BEGIN DATA FOR THIS TASK

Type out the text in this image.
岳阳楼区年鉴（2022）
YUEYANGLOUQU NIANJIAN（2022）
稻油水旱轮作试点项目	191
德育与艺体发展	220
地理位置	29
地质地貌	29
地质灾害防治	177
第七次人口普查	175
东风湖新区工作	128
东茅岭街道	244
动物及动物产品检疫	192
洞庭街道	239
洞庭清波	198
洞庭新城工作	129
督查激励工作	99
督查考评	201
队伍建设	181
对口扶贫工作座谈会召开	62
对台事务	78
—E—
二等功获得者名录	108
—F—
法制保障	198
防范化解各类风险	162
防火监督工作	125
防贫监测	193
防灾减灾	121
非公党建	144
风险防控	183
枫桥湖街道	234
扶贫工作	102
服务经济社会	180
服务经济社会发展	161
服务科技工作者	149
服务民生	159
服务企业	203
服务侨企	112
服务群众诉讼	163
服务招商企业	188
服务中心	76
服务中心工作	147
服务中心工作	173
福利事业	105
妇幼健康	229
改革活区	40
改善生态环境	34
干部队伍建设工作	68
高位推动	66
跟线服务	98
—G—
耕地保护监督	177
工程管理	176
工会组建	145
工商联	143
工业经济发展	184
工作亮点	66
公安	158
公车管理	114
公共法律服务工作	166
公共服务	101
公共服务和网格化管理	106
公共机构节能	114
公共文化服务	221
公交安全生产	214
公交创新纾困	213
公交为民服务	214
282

END DATA FOR THIS TASK
BEGIN DATA FOR THIS TASK

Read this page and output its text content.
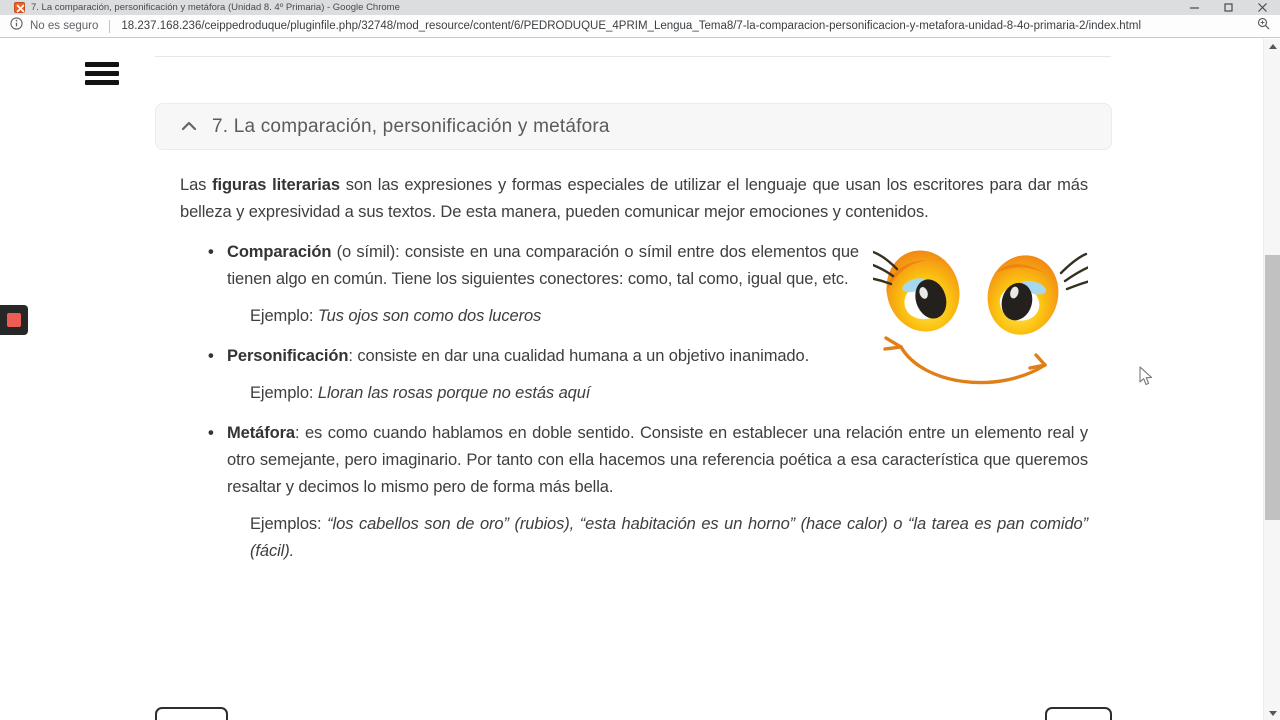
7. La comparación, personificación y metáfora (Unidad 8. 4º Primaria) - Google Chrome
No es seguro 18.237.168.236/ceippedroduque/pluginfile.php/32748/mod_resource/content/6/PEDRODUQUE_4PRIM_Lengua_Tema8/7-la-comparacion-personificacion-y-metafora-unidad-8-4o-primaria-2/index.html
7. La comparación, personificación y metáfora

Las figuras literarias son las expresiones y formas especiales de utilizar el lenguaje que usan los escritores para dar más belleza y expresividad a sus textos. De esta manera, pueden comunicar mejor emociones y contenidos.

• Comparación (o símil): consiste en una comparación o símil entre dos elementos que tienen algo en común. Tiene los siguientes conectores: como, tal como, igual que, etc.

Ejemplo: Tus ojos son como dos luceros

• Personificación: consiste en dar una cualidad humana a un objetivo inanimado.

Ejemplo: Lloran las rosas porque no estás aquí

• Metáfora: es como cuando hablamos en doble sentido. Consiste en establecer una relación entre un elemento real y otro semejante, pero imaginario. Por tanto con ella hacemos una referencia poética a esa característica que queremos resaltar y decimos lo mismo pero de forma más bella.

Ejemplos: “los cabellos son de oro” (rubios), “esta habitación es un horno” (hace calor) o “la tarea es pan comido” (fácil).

END DATA FOR THIS TASK

■ GIVEN EXERCISE: Which lines above contain "como"? Show each of them.

■ SOLUTION BELOW:
• Comparación (o símil): consiste en una comparación o símil entre dos elementos que tienen algo en común. Tiene los siguientes conectores: como, tal como, igual que, etc.
Ejemplo: Tus ojos son como dos luceros
• Metáfora: es como cuando hablamos en doble sentido. Consiste en establecer una relación entre un elemento real y otro semejante, pero imaginario. Por tanto con ella hacemos una referencia poética a esa característica que queremos resaltar y decimos lo mismo pero de forma más bella.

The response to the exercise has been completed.